WHAT NEEDS TO BE DONE: Copy each line containing the word "title" from the records that follow, please.
◆ ◆ ◆ ◆
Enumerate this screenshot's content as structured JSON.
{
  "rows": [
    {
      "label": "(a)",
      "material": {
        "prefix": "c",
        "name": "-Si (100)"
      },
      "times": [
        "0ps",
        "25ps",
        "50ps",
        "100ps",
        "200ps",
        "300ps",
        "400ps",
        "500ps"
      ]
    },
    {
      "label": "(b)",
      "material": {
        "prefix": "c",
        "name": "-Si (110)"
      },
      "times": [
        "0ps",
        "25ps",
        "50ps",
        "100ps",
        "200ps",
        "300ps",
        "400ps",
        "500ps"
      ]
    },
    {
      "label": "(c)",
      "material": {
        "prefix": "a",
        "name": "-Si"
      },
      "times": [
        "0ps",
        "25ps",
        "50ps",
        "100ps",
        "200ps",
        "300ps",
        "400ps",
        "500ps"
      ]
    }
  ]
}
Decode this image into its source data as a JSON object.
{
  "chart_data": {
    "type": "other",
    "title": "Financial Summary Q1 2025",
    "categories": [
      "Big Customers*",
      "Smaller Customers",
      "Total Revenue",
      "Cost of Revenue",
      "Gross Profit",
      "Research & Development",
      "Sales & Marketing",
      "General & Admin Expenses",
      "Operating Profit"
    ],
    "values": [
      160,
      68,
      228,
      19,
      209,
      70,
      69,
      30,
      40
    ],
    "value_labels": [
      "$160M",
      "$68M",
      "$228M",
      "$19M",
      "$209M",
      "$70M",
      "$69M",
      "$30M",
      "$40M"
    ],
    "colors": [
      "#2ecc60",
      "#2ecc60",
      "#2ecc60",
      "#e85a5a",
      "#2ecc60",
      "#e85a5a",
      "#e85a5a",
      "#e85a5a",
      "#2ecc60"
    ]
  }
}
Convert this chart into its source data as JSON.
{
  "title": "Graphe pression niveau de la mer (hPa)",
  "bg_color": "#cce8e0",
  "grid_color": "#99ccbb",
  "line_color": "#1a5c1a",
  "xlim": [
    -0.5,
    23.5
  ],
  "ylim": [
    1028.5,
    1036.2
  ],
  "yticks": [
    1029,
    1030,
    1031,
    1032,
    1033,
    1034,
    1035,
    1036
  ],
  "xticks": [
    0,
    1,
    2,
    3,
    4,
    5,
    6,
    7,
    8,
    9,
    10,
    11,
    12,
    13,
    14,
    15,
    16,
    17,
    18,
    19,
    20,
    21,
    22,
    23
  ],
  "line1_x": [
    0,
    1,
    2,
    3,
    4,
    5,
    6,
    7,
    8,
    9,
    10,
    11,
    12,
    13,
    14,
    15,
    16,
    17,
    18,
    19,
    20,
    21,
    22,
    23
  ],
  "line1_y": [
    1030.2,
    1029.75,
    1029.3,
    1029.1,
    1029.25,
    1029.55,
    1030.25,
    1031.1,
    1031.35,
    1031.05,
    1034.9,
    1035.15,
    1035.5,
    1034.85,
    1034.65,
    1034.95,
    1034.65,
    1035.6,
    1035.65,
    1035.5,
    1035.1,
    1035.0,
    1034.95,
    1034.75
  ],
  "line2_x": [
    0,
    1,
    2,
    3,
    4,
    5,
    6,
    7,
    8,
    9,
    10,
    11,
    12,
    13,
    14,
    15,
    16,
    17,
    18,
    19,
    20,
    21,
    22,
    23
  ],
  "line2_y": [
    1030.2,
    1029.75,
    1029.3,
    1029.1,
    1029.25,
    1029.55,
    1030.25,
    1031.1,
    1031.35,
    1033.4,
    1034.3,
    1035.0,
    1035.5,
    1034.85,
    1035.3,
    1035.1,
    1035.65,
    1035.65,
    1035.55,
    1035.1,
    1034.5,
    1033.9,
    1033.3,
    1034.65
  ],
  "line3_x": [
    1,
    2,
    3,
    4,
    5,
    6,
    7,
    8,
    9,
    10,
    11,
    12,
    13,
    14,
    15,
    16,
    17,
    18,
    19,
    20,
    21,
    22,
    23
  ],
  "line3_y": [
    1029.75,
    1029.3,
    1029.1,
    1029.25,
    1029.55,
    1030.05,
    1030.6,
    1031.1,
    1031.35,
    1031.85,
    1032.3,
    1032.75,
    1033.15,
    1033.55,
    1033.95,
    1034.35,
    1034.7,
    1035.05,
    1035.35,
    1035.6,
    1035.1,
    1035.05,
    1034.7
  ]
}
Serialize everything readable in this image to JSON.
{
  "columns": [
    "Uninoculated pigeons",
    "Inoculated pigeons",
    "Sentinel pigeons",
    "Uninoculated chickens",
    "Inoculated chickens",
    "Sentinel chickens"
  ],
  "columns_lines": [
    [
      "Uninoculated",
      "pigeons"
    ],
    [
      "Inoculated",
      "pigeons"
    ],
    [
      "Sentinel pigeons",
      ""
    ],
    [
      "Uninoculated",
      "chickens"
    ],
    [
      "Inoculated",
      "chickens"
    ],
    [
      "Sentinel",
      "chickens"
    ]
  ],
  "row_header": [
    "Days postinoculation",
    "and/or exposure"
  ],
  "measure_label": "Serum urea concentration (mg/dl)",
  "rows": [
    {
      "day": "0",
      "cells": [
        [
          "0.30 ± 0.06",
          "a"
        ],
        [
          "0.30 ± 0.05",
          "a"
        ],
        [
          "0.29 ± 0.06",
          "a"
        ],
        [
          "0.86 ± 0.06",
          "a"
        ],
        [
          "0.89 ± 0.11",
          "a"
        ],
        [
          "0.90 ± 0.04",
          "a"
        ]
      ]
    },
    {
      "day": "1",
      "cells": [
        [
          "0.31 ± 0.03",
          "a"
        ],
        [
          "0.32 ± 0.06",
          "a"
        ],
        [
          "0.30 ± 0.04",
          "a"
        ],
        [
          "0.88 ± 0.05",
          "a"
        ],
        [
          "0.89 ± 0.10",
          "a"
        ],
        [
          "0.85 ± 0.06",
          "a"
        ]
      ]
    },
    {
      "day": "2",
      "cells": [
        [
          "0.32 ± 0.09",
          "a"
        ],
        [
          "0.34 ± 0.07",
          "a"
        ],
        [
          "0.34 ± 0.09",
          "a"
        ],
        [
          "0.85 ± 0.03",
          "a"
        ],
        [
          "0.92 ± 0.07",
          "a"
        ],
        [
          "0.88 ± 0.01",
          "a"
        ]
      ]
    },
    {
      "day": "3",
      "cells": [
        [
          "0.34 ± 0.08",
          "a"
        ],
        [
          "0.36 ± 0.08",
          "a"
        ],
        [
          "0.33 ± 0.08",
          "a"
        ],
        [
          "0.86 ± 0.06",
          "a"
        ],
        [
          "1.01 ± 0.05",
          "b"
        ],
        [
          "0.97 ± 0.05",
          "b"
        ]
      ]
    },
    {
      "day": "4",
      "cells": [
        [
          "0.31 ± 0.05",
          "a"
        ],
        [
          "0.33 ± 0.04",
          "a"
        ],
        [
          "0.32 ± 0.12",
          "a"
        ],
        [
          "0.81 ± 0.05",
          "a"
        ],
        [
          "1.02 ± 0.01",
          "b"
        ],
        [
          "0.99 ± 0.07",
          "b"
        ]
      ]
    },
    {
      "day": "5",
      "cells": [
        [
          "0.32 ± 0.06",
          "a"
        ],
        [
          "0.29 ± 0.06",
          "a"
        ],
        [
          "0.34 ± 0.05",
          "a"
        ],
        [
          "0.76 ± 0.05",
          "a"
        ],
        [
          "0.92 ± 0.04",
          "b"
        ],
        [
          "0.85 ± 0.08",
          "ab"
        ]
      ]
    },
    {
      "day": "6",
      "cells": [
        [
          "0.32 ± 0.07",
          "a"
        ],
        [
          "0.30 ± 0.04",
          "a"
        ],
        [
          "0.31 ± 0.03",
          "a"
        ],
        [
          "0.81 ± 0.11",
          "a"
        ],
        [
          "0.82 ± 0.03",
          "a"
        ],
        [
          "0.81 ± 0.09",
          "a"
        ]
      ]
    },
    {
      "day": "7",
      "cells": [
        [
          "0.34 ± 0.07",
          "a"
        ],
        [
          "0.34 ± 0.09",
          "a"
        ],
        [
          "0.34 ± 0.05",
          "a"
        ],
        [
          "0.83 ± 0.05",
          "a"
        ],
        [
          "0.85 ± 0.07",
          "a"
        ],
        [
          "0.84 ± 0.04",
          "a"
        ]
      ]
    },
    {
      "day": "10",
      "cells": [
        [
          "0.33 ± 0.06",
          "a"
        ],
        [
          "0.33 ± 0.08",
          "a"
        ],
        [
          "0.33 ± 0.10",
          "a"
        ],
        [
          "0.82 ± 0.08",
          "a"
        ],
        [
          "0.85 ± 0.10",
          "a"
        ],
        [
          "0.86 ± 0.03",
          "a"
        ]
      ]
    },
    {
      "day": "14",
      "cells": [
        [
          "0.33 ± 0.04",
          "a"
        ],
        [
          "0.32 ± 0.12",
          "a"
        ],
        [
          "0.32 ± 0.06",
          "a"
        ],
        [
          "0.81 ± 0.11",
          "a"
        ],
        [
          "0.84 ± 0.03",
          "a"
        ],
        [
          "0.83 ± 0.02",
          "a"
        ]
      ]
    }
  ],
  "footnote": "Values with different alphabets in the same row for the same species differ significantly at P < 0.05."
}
◆ ◆ ◆ ◆
REPLY:
    "title": "Financial Summary Q1 2025",
  "title": "Graphe pression niveau de la mer (hPa)",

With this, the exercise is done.